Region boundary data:
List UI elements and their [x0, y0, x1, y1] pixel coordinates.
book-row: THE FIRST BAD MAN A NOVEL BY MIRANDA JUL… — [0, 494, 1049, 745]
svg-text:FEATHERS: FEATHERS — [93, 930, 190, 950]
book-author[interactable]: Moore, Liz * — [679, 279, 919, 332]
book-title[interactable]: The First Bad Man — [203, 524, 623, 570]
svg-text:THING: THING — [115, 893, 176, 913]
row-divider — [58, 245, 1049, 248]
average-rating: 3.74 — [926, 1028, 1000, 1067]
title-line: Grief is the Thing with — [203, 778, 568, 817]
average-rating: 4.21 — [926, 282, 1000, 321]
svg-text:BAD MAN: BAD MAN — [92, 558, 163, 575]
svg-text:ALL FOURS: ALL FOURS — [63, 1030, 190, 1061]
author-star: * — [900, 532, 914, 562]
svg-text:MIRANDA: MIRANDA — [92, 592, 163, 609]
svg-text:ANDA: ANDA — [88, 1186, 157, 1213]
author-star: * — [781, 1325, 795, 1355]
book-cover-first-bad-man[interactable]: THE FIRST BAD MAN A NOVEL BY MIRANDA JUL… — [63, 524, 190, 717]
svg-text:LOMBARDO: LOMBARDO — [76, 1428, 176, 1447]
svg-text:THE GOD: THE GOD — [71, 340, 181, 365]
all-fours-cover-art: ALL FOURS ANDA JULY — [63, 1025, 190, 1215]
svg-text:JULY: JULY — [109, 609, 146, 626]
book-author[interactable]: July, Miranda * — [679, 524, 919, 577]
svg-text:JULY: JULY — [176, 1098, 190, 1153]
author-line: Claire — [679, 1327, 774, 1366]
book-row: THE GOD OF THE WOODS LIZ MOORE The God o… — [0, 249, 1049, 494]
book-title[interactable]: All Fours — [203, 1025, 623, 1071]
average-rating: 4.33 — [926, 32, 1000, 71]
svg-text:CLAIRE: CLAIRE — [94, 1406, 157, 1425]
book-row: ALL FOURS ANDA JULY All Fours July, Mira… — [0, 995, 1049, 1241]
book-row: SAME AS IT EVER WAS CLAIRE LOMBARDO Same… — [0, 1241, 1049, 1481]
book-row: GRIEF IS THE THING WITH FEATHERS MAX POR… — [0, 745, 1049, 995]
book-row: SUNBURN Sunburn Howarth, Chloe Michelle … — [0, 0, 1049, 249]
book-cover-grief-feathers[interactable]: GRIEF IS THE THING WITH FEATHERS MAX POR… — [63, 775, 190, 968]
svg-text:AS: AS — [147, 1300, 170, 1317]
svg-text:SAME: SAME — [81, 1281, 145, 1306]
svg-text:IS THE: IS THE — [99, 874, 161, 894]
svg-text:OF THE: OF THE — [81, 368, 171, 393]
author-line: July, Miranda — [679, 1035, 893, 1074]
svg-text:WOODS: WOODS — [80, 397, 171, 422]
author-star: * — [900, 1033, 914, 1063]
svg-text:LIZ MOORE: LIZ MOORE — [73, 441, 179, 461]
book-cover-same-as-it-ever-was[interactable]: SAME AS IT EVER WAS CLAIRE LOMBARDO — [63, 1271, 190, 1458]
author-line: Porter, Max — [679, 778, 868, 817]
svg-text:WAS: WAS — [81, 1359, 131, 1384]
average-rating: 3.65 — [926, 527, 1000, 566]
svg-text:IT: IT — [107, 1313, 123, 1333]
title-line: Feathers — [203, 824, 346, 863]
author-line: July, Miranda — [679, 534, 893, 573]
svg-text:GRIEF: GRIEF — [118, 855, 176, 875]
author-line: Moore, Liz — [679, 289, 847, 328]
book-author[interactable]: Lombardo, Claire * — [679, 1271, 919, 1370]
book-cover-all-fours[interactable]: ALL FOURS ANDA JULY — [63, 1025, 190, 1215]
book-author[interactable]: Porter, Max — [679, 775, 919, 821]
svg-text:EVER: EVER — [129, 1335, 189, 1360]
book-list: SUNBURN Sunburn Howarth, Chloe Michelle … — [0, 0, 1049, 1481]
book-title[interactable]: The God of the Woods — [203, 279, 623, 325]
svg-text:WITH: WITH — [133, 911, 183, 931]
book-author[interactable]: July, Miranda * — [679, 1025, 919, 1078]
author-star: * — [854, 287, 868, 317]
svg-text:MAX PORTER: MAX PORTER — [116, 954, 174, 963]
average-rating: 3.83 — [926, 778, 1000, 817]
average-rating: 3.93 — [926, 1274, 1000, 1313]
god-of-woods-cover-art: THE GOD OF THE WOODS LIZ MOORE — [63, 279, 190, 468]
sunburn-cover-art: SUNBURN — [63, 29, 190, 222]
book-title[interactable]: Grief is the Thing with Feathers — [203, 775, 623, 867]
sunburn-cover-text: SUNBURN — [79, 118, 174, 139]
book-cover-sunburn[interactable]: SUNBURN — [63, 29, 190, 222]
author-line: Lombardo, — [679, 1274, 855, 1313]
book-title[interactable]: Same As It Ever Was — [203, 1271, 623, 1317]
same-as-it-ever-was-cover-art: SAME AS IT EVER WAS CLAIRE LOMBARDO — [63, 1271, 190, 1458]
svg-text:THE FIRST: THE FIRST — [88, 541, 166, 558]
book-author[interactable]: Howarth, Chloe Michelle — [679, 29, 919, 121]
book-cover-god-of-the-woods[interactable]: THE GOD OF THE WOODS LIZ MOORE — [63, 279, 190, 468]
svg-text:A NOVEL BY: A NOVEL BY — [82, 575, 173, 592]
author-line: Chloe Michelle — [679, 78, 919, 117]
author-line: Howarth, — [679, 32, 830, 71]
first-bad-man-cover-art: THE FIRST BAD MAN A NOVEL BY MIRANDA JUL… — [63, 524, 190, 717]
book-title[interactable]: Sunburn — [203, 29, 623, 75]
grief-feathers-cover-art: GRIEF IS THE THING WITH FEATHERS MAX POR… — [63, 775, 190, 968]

- Work required:
Could you rewrite all the lines above, putting "shelf-row" in place of every "book-row" and keeping everything else the same?

- Answer to this exercise:
List UI elements and their [x0, y0, x1, y1] pixel coordinates.
shelf-row: THE FIRST BAD MAN A NOVEL BY MIRANDA JUL… — [0, 494, 1049, 745]
svg-text:FEATHERS: FEATHERS — [93, 930, 190, 950]
book-author[interactable]: Moore, Liz * — [679, 279, 919, 332]
book-title[interactable]: The First Bad Man — [203, 524, 623, 570]
svg-text:THING: THING — [115, 893, 176, 913]
row-divider — [58, 245, 1049, 248]
average-rating: 3.74 — [926, 1028, 1000, 1067]
title-line: Grief is the Thing with — [203, 778, 568, 817]
average-rating: 4.21 — [926, 282, 1000, 321]
svg-text:BAD MAN: BAD MAN — [92, 558, 163, 575]
svg-text:ALL FOURS: ALL FOURS — [63, 1030, 190, 1061]
author-star: * — [900, 532, 914, 562]
svg-text:MIRANDA: MIRANDA — [92, 592, 163, 609]
svg-text:ANDA: ANDA — [88, 1186, 157, 1213]
author-star: * — [781, 1325, 795, 1355]
book-cover-first-bad-man[interactable]: THE FIRST BAD MAN A NOVEL BY MIRANDA JUL… — [63, 524, 190, 717]
svg-text:LOMBARDO: LOMBARDO — [76, 1428, 176, 1447]
svg-text:THE GOD: THE GOD — [71, 340, 181, 365]
all-fours-cover-art: ALL FOURS ANDA JULY — [63, 1025, 190, 1215]
svg-text:JULY: JULY — [109, 609, 146, 626]
book-author[interactable]: July, Miranda * — [679, 524, 919, 577]
svg-text:JULY: JULY — [176, 1098, 190, 1153]
author-line: Claire — [679, 1327, 774, 1366]
shelf-row: THE GOD OF THE WOODS LIZ MOORE The God o… — [0, 249, 1049, 494]
book-title[interactable]: All Fours — [203, 1025, 623, 1071]
average-rating: 4.33 — [926, 32, 1000, 71]
svg-text:CLAIRE: CLAIRE — [94, 1406, 157, 1425]
shelf-row: ALL FOURS ANDA JULY All Fours July, Mira… — [0, 995, 1049, 1241]
shelf-row: SAME AS IT EVER WAS CLAIRE LOMBARDO Same… — [0, 1241, 1049, 1481]
shelf-row: GRIEF IS THE THING WITH FEATHERS MAX POR… — [0, 745, 1049, 995]
shelf-row: SUNBURN Sunburn Howarth, Chloe Michelle … — [0, 0, 1049, 249]
book-cover-grief-feathers[interactable]: GRIEF IS THE THING WITH FEATHERS MAX POR… — [63, 775, 190, 968]
svg-text:AS: AS — [147, 1300, 170, 1317]
svg-text:SAME: SAME — [81, 1281, 145, 1306]
svg-text:IS THE: IS THE — [99, 874, 161, 894]
svg-text:OF THE: OF THE — [81, 368, 171, 393]
author-line: July, Miranda — [679, 1035, 893, 1074]
svg-text:WOODS: WOODS — [80, 397, 171, 422]
author-star: * — [900, 1033, 914, 1063]
svg-text:LIZ MOORE: LIZ MOORE — [73, 441, 179, 461]
book-cover-same-as-it-ever-was[interactable]: SAME AS IT EVER WAS CLAIRE LOMBARDO — [63, 1271, 190, 1458]
author-line: Porter, Max — [679, 778, 868, 817]
svg-text:WAS: WAS — [81, 1359, 131, 1384]
average-rating: 3.65 — [926, 527, 1000, 566]
svg-text:IT: IT — [107, 1313, 123, 1333]
title-line: Feathers — [203, 824, 346, 863]
author-line: July, Miranda — [679, 534, 893, 573]
svg-text:GRIEF: GRIEF — [118, 855, 176, 875]
author-line: Moore, Liz — [679, 289, 847, 328]
book-author[interactable]: Lombardo, Claire * — [679, 1271, 919, 1370]
book-cover-all-fours[interactable]: ALL FOURS ANDA JULY — [63, 1025, 190, 1215]
book-author[interactable]: Porter, Max — [679, 775, 919, 821]
svg-text:EVER: EVER — [129, 1335, 189, 1360]
book-list: SUNBURN Sunburn Howarth, Chloe Michelle … — [0, 0, 1049, 1481]
book-title[interactable]: The God of the Woods — [203, 279, 623, 325]
svg-text:WITH: WITH — [133, 911, 183, 931]
book-author[interactable]: July, Miranda * — [679, 1025, 919, 1078]
author-star: * — [854, 287, 868, 317]
svg-text:MAX PORTER: MAX PORTER — [116, 954, 174, 963]
average-rating: 3.83 — [926, 778, 1000, 817]
average-rating: 3.93 — [926, 1274, 1000, 1313]
god-of-woods-cover-art: THE GOD OF THE WOODS LIZ MOORE — [63, 279, 190, 468]
sunburn-cover-art: SUNBURN — [63, 29, 190, 222]
book-title[interactable]: Grief is the Thing with Feathers — [203, 775, 623, 867]
sunburn-cover-text: SUNBURN — [79, 118, 174, 139]
book-cover-sunburn[interactable]: SUNBURN — [63, 29, 190, 222]
author-line: Lombardo, — [679, 1274, 855, 1313]
book-title[interactable]: Same As It Ever Was — [203, 1271, 623, 1317]
same-as-it-ever-was-cover-art: SAME AS IT EVER WAS CLAIRE LOMBARDO — [63, 1271, 190, 1458]
svg-text:THE FIRST: THE FIRST — [88, 541, 166, 558]
book-author[interactable]: Howarth, Chloe Michelle — [679, 29, 919, 121]
book-cover-god-of-the-woods[interactable]: THE GOD OF THE WOODS LIZ MOORE — [63, 279, 190, 468]
svg-text:A NOVEL BY: A NOVEL BY — [82, 575, 173, 592]
author-line: Chloe Michelle — [679, 78, 919, 117]
author-line: Howarth, — [679, 32, 830, 71]
first-bad-man-cover-art: THE FIRST BAD MAN A NOVEL BY MIRANDA JUL… — [63, 524, 190, 717]
book-title[interactable]: Sunburn — [203, 29, 623, 75]
grief-feathers-cover-art: GRIEF IS THE THING WITH FEATHERS MAX POR… — [63, 775, 190, 968]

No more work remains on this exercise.